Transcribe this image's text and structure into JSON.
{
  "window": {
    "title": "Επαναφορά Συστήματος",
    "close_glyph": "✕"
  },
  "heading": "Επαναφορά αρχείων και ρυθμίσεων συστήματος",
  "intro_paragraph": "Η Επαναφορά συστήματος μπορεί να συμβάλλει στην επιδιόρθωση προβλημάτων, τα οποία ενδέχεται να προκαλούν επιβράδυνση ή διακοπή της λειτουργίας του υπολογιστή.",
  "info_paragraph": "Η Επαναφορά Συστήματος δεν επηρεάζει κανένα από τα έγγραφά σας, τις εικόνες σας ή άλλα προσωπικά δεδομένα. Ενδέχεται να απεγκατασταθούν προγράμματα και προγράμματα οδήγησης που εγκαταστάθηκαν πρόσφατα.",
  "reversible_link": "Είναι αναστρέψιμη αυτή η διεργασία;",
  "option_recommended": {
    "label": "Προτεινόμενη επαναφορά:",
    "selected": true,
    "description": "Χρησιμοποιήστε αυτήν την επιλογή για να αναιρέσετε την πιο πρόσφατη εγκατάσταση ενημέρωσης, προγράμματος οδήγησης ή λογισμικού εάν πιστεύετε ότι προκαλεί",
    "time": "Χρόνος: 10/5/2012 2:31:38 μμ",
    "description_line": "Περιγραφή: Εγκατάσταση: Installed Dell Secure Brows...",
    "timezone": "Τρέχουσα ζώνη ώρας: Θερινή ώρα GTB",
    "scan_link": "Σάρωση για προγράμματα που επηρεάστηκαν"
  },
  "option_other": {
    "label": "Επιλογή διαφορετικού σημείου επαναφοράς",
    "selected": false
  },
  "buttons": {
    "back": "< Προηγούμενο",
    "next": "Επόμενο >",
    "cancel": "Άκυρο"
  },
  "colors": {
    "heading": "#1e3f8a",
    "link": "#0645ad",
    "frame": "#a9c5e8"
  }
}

◆ Goal of the exercise
Nothing should be changed: write out all of the data as is.

◆ Written response
Transcribe this image's text and structure into JSON.
{
  "window": {
    "title": "Επαναφορά Συστήματος",
    "close_glyph": "✕"
  },
  "heading": "Επαναφορά αρχείων και ρυθμίσεων συστήματος",
  "intro_paragraph": "Η Επαναφορά συστήματος μπορεί να συμβάλλει στην επιδιόρθωση προβλημάτων, τα οποία ενδέχεται να προκαλούν επιβράδυνση ή διακοπή της λειτουργίας του υπολογιστή.",
  "info_paragraph": "Η Επαναφορά Συστήματος δεν επηρεάζει κανένα από τα έγγραφά σας, τις εικόνες σας ή άλλα προσωπικά δεδομένα. Ενδέχεται να απεγκατασταθούν προγράμματα και προγράμματα οδήγησης που εγκαταστάθηκαν πρόσφατα.",
  "reversible_link": "Είναι αναστρέψιμη αυτή η διεργασία;",
  "option_recommended": {
    "label": "Προτεινόμενη επαναφορά:",
    "selected": true,
    "description": "Χρησιμοποιήστε αυτήν την επιλογή για να αναιρέσετε την πιο πρόσφατη εγκατάσταση ενημέρωσης, προγράμματος οδήγησης ή λογισμικού εάν πιστεύετε ότι προκαλεί",
    "time": "Χρόνος: 10/5/2012 2:31:38 μμ",
    "description_line": "Περιγραφή: Εγκατάσταση: Installed Dell Secure Brows...",
    "timezone": "Τρέχουσα ζώνη ώρας: Θερινή ώρα GTB",
    "scan_link": "Σάρωση για προγράμματα που επηρεάστηκαν"
  },
  "option_other": {
    "label": "Επιλογή διαφορετικού σημείου επαναφοράς",
    "selected": false
  },
  "buttons": {
    "back": "< Προηγούμενο",
    "next": "Επόμενο >",
    "cancel": "Άκυρο"
  },
  "colors": {
    "heading": "#1e3f8a",
    "link": "#0645ad",
    "frame": "#a9c5e8"
  }
}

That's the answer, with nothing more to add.